== MATERIAL FOR THIS EXERCISE

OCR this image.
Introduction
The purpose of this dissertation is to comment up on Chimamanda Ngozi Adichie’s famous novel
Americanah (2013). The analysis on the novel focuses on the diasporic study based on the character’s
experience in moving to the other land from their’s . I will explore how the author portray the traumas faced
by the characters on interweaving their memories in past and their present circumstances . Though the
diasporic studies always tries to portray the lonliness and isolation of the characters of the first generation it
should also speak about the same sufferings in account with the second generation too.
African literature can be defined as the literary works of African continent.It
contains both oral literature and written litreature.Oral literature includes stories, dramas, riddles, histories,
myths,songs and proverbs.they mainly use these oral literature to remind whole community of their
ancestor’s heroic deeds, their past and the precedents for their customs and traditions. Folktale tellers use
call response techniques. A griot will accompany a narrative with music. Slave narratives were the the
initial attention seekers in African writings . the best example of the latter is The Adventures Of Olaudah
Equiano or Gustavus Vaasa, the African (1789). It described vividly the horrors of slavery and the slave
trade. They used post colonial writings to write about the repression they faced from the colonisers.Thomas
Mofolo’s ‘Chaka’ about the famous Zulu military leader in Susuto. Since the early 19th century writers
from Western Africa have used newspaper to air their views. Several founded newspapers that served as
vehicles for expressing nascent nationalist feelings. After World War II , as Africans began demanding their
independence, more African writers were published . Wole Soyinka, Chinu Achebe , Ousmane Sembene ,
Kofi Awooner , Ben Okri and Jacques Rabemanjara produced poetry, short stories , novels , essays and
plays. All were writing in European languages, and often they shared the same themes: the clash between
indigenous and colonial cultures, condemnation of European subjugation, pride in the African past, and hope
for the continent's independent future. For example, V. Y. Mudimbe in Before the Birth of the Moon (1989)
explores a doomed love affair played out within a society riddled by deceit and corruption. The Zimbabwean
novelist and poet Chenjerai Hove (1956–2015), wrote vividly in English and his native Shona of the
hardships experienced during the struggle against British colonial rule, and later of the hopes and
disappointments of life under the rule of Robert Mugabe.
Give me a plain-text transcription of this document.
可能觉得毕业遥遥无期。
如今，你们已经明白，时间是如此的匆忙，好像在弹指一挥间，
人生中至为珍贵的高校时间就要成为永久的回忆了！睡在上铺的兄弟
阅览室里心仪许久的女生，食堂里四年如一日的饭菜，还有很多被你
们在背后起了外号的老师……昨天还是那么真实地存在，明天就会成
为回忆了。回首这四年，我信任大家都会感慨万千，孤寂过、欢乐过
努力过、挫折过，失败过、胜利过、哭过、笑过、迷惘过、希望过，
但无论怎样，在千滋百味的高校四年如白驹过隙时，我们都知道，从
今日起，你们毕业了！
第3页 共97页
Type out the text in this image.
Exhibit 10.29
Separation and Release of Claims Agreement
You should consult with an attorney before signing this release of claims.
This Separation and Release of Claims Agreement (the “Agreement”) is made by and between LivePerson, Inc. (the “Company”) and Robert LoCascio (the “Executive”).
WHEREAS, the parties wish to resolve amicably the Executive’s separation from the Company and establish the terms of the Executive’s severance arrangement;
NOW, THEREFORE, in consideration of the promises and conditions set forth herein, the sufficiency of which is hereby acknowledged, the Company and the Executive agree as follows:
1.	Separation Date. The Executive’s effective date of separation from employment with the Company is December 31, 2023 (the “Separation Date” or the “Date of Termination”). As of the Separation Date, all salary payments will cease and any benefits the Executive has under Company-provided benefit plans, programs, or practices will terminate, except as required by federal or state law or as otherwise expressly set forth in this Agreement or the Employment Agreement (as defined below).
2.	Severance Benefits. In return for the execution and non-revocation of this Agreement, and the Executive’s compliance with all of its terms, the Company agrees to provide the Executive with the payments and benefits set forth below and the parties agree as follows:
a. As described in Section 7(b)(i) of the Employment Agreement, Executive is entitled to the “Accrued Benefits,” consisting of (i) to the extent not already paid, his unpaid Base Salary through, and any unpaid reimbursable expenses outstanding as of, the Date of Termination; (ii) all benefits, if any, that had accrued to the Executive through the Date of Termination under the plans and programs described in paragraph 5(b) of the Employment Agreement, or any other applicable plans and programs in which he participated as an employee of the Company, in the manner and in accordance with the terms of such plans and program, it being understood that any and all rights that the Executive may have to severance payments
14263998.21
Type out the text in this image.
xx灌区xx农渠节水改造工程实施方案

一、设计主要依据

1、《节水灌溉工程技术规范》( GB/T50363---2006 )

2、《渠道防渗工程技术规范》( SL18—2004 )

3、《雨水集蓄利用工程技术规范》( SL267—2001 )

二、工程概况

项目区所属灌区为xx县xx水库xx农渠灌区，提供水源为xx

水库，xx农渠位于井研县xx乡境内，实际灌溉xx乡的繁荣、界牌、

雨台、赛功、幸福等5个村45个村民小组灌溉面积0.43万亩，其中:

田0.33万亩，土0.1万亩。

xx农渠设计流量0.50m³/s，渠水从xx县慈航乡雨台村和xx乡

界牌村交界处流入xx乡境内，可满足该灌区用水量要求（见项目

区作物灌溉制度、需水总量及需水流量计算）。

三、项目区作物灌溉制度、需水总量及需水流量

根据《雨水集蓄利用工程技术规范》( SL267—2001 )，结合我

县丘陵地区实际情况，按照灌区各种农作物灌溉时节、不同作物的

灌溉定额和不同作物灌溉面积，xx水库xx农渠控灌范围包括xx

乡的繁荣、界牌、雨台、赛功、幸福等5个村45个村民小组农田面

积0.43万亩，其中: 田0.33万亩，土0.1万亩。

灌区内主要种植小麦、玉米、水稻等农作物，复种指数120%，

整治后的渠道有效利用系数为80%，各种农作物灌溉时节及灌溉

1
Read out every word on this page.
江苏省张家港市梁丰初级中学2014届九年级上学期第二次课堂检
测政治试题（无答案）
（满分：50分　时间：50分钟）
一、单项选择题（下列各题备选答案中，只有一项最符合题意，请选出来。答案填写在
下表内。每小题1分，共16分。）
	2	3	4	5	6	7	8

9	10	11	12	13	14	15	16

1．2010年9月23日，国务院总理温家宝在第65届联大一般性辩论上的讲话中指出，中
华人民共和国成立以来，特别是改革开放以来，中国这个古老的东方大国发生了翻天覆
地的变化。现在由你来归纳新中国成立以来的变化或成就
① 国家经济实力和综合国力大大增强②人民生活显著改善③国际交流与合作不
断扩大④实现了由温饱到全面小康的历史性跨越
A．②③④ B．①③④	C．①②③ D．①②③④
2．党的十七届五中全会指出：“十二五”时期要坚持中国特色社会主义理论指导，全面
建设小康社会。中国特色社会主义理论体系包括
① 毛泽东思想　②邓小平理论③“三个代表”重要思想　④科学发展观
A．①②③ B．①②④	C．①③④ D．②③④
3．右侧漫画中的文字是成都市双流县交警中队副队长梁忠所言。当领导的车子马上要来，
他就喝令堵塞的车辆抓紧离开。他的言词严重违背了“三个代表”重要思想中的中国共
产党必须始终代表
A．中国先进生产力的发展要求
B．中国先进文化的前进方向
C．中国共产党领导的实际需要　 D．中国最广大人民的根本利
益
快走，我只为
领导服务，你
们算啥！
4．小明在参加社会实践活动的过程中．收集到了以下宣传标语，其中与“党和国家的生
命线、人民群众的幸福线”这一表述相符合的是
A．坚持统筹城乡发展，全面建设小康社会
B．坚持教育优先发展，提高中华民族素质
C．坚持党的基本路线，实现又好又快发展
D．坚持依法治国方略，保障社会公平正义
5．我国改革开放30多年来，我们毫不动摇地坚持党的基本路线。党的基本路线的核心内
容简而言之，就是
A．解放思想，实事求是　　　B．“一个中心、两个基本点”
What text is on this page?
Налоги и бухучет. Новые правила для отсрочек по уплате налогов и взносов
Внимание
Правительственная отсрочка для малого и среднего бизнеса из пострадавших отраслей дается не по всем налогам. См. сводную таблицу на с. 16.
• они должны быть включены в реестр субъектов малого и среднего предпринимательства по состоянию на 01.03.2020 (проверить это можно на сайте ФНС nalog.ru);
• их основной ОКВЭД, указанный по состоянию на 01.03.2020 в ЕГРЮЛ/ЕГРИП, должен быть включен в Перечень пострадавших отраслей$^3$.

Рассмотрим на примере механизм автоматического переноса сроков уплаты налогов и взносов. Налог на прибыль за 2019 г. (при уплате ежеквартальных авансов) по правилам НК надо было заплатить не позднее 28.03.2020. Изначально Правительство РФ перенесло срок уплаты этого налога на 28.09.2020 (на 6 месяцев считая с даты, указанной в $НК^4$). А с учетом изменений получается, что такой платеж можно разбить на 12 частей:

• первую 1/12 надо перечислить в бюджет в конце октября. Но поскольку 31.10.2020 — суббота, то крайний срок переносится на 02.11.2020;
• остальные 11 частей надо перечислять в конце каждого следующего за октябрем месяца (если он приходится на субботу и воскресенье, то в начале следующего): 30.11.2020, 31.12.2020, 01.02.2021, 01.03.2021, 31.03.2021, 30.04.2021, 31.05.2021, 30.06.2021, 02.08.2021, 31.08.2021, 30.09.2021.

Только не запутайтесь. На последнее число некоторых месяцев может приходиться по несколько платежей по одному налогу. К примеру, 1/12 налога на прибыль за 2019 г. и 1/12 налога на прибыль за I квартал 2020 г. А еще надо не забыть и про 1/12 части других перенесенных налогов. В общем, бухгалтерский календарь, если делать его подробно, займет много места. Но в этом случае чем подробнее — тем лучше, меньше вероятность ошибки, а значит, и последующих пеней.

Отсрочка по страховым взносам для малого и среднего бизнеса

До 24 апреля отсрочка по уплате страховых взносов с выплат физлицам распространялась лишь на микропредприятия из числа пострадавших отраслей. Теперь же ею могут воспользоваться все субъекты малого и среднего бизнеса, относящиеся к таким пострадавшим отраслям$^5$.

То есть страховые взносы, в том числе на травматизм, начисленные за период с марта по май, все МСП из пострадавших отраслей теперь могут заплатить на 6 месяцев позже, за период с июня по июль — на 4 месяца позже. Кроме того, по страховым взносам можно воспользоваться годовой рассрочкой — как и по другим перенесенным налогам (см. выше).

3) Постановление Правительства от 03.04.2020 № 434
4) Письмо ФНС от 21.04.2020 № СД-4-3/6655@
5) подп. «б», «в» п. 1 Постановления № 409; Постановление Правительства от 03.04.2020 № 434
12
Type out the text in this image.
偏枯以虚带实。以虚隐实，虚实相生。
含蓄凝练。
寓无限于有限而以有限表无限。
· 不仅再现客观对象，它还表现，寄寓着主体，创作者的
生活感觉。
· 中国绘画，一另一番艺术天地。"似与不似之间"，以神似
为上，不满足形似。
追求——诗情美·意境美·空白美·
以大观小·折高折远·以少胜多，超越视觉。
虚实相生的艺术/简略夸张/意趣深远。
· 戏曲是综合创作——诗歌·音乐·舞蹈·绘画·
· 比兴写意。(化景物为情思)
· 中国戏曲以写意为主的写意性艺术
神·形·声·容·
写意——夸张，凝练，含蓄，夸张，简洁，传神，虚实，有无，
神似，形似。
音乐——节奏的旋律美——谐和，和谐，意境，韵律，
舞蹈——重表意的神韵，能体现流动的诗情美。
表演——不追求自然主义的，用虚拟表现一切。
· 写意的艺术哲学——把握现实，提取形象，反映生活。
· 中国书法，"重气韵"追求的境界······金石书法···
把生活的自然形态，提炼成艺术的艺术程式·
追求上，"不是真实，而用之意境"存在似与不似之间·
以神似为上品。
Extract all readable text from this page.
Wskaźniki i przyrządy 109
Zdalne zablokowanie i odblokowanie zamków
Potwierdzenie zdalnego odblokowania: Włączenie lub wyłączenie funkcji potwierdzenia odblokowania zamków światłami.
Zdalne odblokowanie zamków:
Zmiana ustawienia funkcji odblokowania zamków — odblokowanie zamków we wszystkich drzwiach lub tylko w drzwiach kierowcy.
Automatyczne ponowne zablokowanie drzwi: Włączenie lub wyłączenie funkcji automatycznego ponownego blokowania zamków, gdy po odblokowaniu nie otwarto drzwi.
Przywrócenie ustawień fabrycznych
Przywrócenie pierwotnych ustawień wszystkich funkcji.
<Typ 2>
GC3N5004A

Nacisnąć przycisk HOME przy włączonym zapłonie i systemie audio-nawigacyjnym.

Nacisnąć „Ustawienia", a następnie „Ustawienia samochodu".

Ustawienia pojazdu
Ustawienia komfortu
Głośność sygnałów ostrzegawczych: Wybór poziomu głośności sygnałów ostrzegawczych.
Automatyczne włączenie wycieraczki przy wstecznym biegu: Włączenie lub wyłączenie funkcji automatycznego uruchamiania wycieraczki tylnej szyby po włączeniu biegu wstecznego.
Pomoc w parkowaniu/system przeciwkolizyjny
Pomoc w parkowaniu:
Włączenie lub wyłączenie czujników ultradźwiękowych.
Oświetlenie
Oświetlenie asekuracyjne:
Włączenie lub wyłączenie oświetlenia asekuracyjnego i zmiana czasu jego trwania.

====

▶ YOUR GOAL
For each line of the listing that holds the word "famous", show that line.

▶ EXERCISE SOLUTION
The purpose of this dissertation is to comment up on Chimamanda Ngozi Adichie’s famous novel
Mofolo’s ‘Chaka’ about the famous Zulu military leader in Susuto. Since the early 19th century writers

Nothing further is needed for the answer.